▶ [Your objective]: The records below are split into lines. How many of those lines contain the string "area"? Reply with the number only.

▶ [Provided information]:
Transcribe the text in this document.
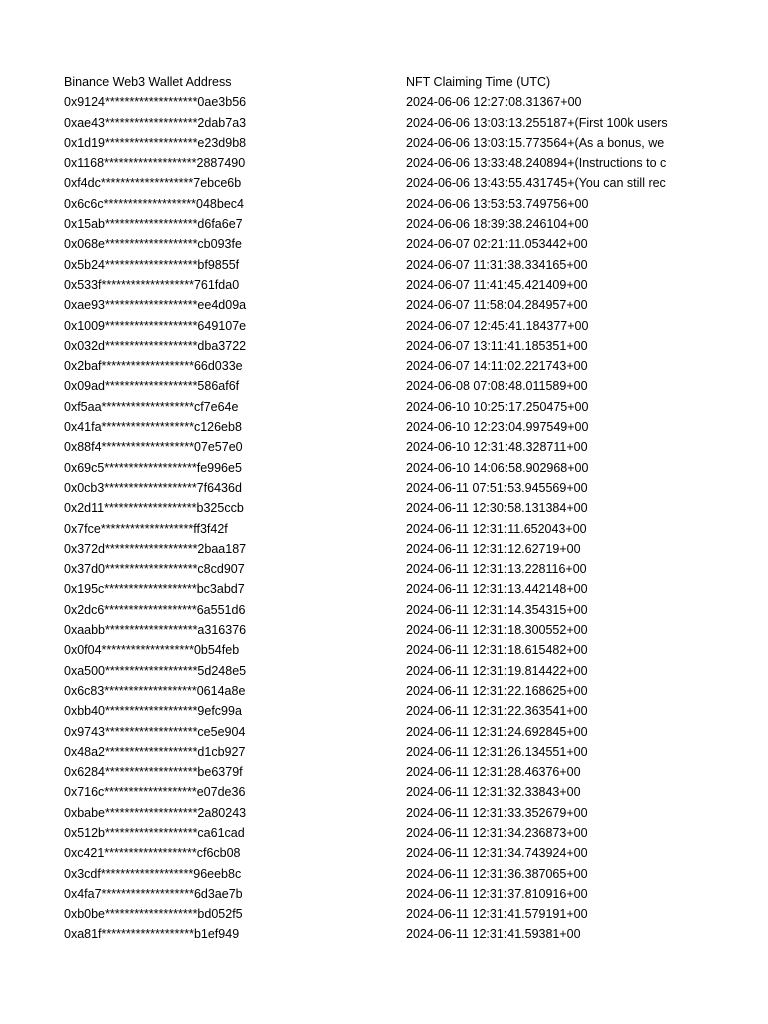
Binance Web3 Wallet Address	NFT Claiming Time (UTC)
0x9124*******************0ae3b56	2024-06-06 12:27:08.31367+00
0xae43*******************2dab7a3	2024-06-06 13:03:13.255187+(First 100k users
0x1d19*******************e23d9b8	2024-06-06 13:03:15.773564+(As a bonus, we
0x1168*******************2887490	2024-06-06 13:33:48.240894+(Instructions to c
0xf4dc*******************7ebce6b	2024-06-06 13:43:55.431745+(You can still rec
0x6c6c*******************048bec4	2024-06-06 13:53:53.749756+00
0x15ab*******************d6fa6e7	2024-06-06 18:39:38.246104+00
0x068e*******************cb093fe	2024-06-07 02:21:11.053442+00
0x5b24*******************bf9855f	2024-06-07 11:31:38.334165+00
0x533f*******************761fda0	2024-06-07 11:41:45.421409+00
0xae93*******************ee4d09a	2024-06-07 11:58:04.284957+00
0x1009*******************649107e	2024-06-07 12:45:41.184377+00
0x032d*******************dba3722	2024-06-07 13:11:41.185351+00
0x2baf*******************66d033e	2024-06-07 14:11:02.221743+00
0x09ad*******************586af6f	2024-06-08 07:08:48.011589+00
0xf5aa*******************cf7e64e	2024-06-10 10:25:17.250475+00
0x41fa*******************c126eb8	2024-06-10 12:23:04.997549+00
0x88f4*******************07e57e0	2024-06-10 12:31:48.328711+00
0x69c5*******************fe996e5	2024-06-10 14:06:58.902968+00
0x0cb3*******************7f6436d	2024-06-11 07:51:53.945569+00
0x2d11*******************b325ccb	2024-06-11 12:30:58.131384+00
0x7fce*******************ff3f42f	2024-06-11 12:31:11.652043+00
0x372d*******************2baa187	2024-06-11 12:31:12.62719+00
0x37d0*******************c8cd907	2024-06-11 12:31:13.228116+00
0x195c*******************bc3abd7	2024-06-11 12:31:13.442148+00
0x2dc6*******************6a551d6	2024-06-11 12:31:14.354315+00
0xaabb*******************a316376	2024-06-11 12:31:18.300552+00
0x0f04*******************0b54feb	2024-06-11 12:31:18.615482+00
0xa500*******************5d248e5	2024-06-11 12:31:19.814422+00
0x6c83*******************0614a8e	2024-06-11 12:31:22.168625+00
0xbb40*******************9efc99a	2024-06-11 12:31:22.363541+00
0x9743*******************ce5e904	2024-06-11 12:31:24.692845+00
0x48a2*******************d1cb927	2024-06-11 12:31:26.134551+00
0x6284*******************be6379f	2024-06-11 12:31:28.46376+00
0x716c*******************e07de36	2024-06-11 12:31:32.33843+00
0xbabe*******************2a80243	2024-06-11 12:31:33.352679+00
0x512b*******************ca61cad	2024-06-11 12:31:34.236873+00
0xc421*******************cf6cb08	2024-06-11 12:31:34.743924+00
0x3cdf*******************96eeb8c	2024-06-11 12:31:36.387065+00
0x4fa7*******************6d3ae7b	2024-06-11 12:31:37.810916+00
0xb0be*******************bd052f5	2024-06-11 12:31:41.579191+00
0xa81f*******************b1ef949	2024-06-11 12:31:41.59381+00
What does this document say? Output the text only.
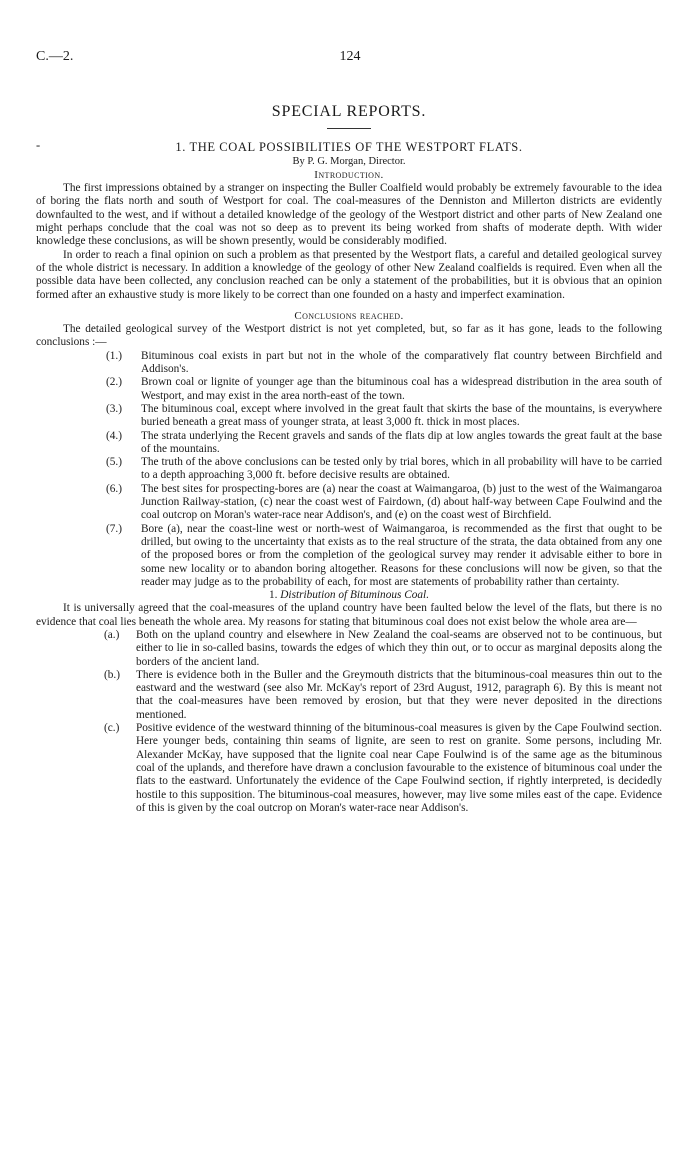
C.—2.	124
SPECIAL REPORTS.
-	1. THE COAL POSSIBILITIES OF THE WESTPORT FLATS.
By P. G. Morgan, Director.
Introduction.

The first impressions obtained by a stranger on inspecting the Buller Coalfield would probably be extremely favourable to the idea of boring the flats north and south of Westport for coal. The coal-measures of the Denniston and Millerton districts are evidently downfaulted to the west, and if without a detailed knowledge of the geology of the Westport district and other parts of New Zealand one might perhaps conclude that the coal was not so deep as to prevent its being worked from shafts of moderate depth. With wider knowledge these conclusions, as will be shown presently, would be considerably modified.

In order to reach a final opinion on such a problem as that presented by the Westport flats, a careful and detailed geological survey of the whole district is necessary. In addition a knowledge of the geology of other New Zealand coalfields is required. Even when all the possible data have been collected, any conclusion reached can be only a statement of the probabilities, but it is obvious that an opinion formed after an exhaustive study is more likely to be correct than one founded on a hasty and imperfect examination.

Conclusions reached.

The detailed geological survey of the Westport district is not yet completed, but, so far as it has gone, leads to the following conclusions :—

(1.) Bituminous coal exists in part but not in the whole of the comparatively flat country between Birchfield and Addison's.
(2.) Brown coal or lignite of younger age than the bituminous coal has a widespread distribution in the area south of Westport, and may exist in the area north-east of the town.
(3.) The bituminous coal, except where involved in the great fault that skirts the base of the mountains, is everywhere buried beneath a great mass of younger strata, at least 3,000 ft. thick in most places.
(4.) The strata underlying the Recent gravels and sands of the flats dip at low angles towards the great fault at the base of the mountains.
(5.) The truth of the above conclusions can be tested only by trial bores, which in all probability will have to be carried to a depth approaching 3,000 ft. before decisive results are obtained.
(6.) The best sites for prospecting-bores are (a) near the coast at Waimangaroa, (b) just to the west of the Waimangaroa Junction Railway-station, (c) near the coast west of Fairdown, (d) about half-way between Cape Foulwind and the coal outcrop on Moran's water-race near Addison's, and (e) on the coast west of Birchfield.
(7.) Bore (a), near the coast-line west or north-west of Waimangaroa, is recommended as the first that ought to be drilled, but owing to the uncertainty that exists as to the real structure of the strata, the data obtained from any one of the proposed bores or from the completion of the geological survey may render it advisable either to bore in some new locality or to abandon boring altogether. Reasons for these conclusions will now be given, so that the reader may judge as to the probability of each, for most are statements of probability rather than certainty.
1. Distribution of Bituminous Coal.

It is universally agreed that the coal-measures of the upland country have been faulted below the level of the flats, but there is no evidence that coal lies beneath the whole area. My reasons for stating that bituminous coal does not exist below the whole area are—

(a.) Both on the upland country and elsewhere in New Zealand the coal-seams are observed not to be continuous, but either to lie in so-called basins, towards the edges of which they thin out, or to occur as marginal deposits along the borders of the ancient land.
(b.) There is evidence both in the Buller and the Greymouth districts that the bituminous-coal measures thin out to the eastward and the westward (see also Mr. McKay's report of 23rd August, 1912, paragraph 6). By this is meant not that the coal-measures have been removed by erosion, but that they were never deposited in the directions mentioned.
(c.) Positive evidence of the westward thinning of the bituminous-coal measures is given by the Cape Foulwind section. Here younger beds, containing thin seams of lignite, are seen to rest on granite. Some persons, including Mr. Alexander McKay, have supposed that the lignite coal near Cape Foulwind is of the same age as the bituminous coal of the uplands, and therefore have drawn a conclusion favourable to the existence of bituminous coal under the flats to the eastward. Unfortunately the evidence of the Cape Foulwind section, if rightly interpreted, is decidedly hostile to this supposition. The bituminous-coal measures, however, may live some miles east of the cape. Evidence of this is given by the coal outcrop on Moran's water-race near Addison's.
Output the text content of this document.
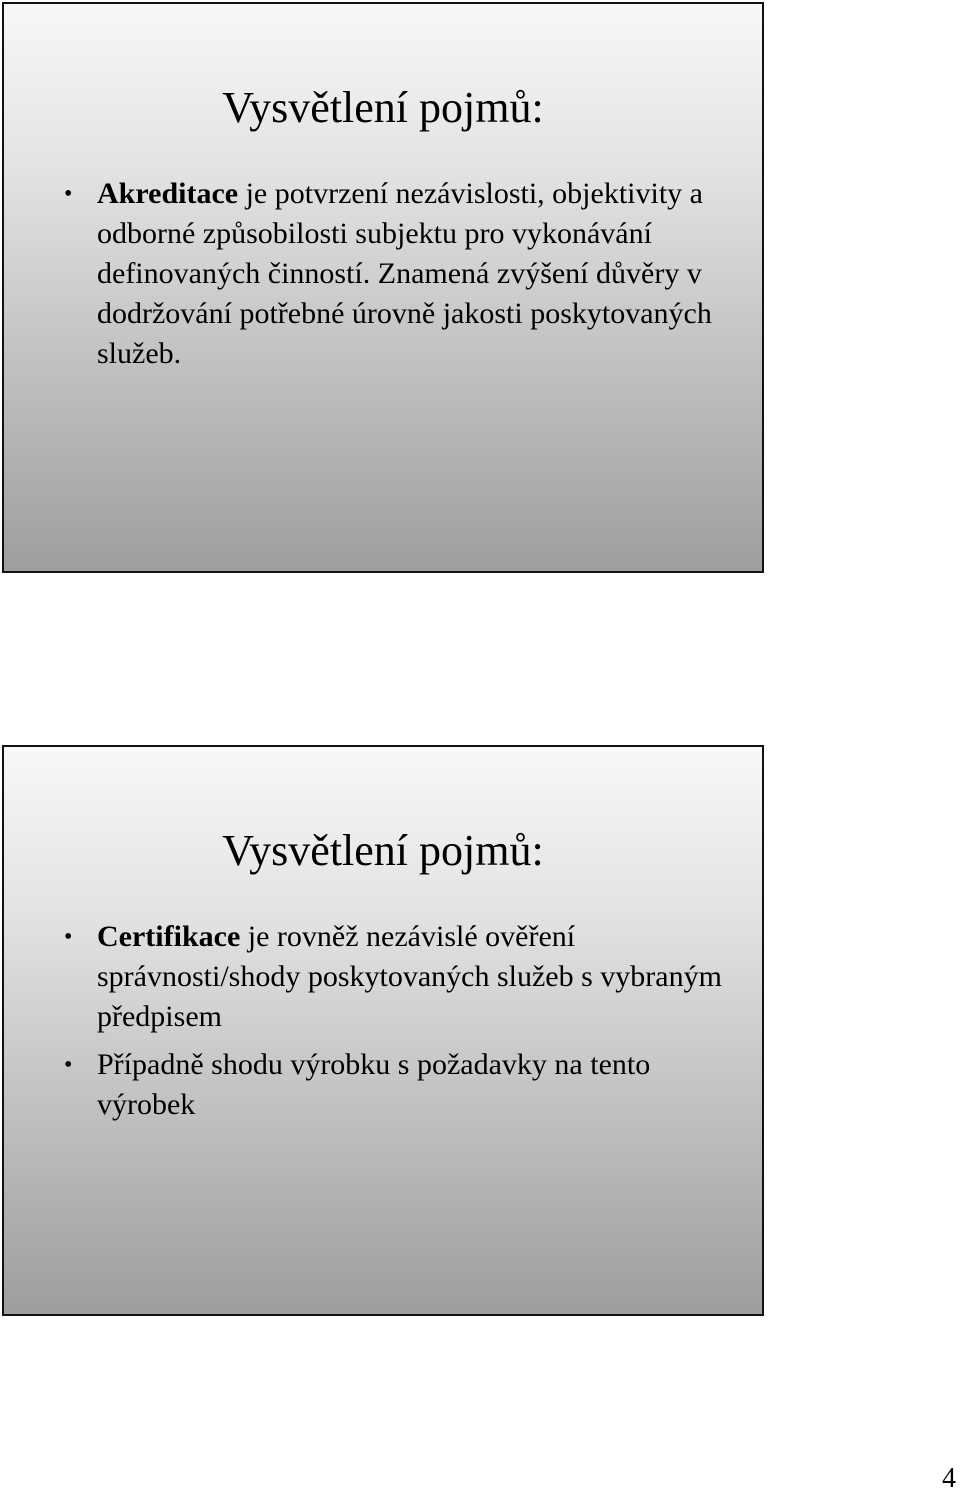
Vysvětlení pojmů:
• Akreditace je potvrzení nezávislosti, objektivity a odborné způsobilosti subjektu pro vykonávání definovaných činností. Znamená zvýšení důvěry v dodržování potřebné úrovně jakosti poskytovaných služeb.
Vysvětlení pojmů:
• Certifikace je rovněž nezávislé ověření správnosti/shody poskytovaných služeb s vybraným předpisem
• Případně shodu výrobku s požadavky na tento výrobek
4
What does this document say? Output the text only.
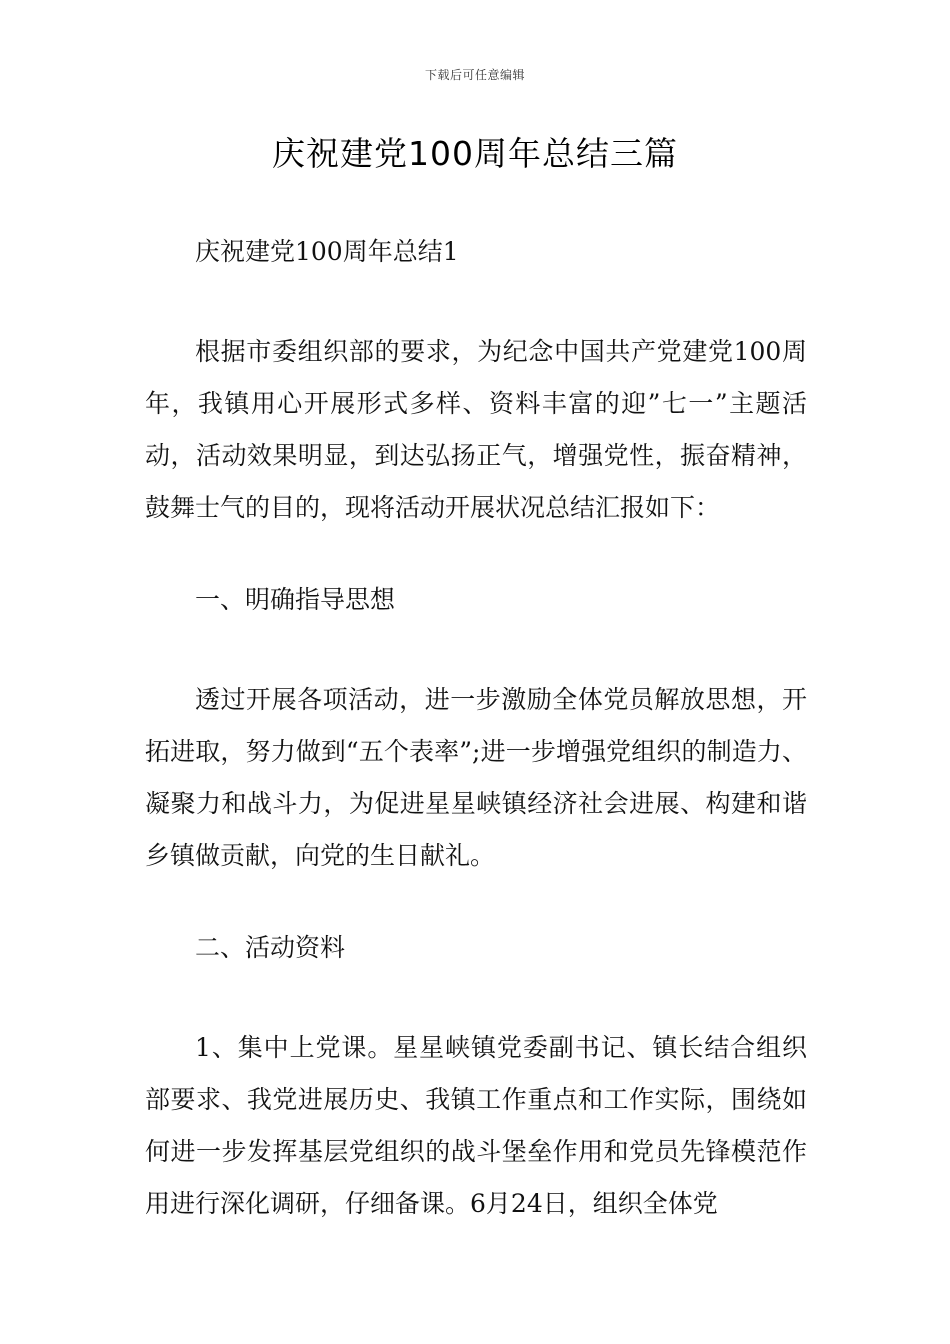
下载后可任意编辑
庆祝建党100周年总结三篇

庆祝建党100周年总结1

根据市委组织部的要求，为纪念中国共产党建党100周年，我镇用心开展形式多样、资料丰富的迎”七一”主题活动，活动效果明显，到达弘扬正气，增强党性，振奋精神，鼓舞士气的目的，现将活动开展状况总结汇报如下：

一、明确指导思想

透过开展各项活动，进一步激励全体党员解放思想，开拓进取，努力做到“五个表率”;进一步增强党组织的制造力、凝聚力和战斗力，为促进星星峡镇经济社会进展、构建和谐乡镇做贡献，向党的生日献礼。

二、活动资料

1、集中上党课。星星峡镇党委副书记、镇长结合组织部要求、我党进展历史、我镇工作重点和工作实际，围绕如何进一步发挥基层党组织的战斗堡垒作用和党员先锋模范作用进行深化调研，仔细备课。6月24日，组织全体党
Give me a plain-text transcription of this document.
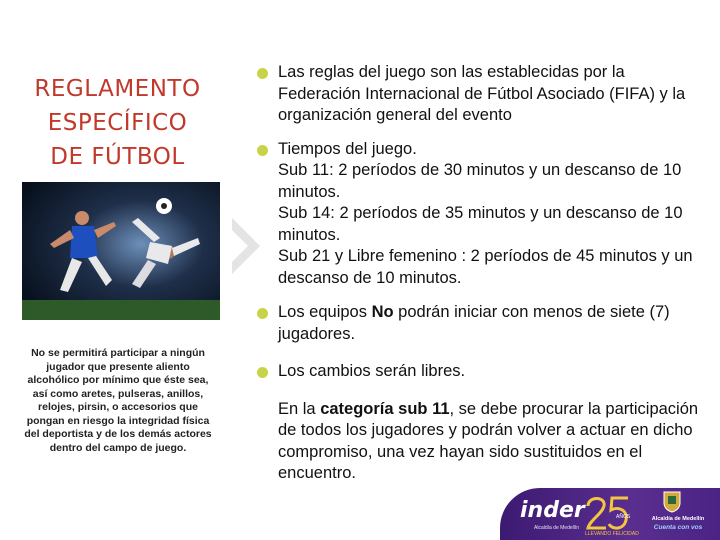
REGLAMENTO
ESPECÍFICO
DE FÚTBOL
No se permitirá participar a ningún jugador que presente aliento alcohólico por mínimo que éste sea, así como aretes, pulseras, anillos, relojes, pirsin, o accesorios que pongan en riesgo la integridad física del deportista y de los demás actores dentro del campo de juego.
Las reglas del juego son las establecidas por la Federación Internacional de Fútbol Asociado (FIFA) y la organización general del evento
Tiempos del juego.
Sub 11: 2 períodos de 30 minutos y un descanso de 10 minutos.
Sub 14: 2 períodos de 35 minutos y un descanso de 10 minutos.
Sub 21 y Libre femenino : 2 períodos de 45 minutos y un descanso de 10 minutos.
Los equipos No podrán iniciar con menos de siete (7) jugadores.
Los cambios serán libres.
En la categoría sub 11, se debe procurar la participación de todos los jugadores y podrán volver a actuar en dicho compromiso, una vez hayan sido sustituidos en el encuentro.
inder
Alcaldía de Medellín
AÑOS
LLEVANDO FELICIDAD
Alcaldía de Medellín
Cuenta con vos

▶ [Full output]: 2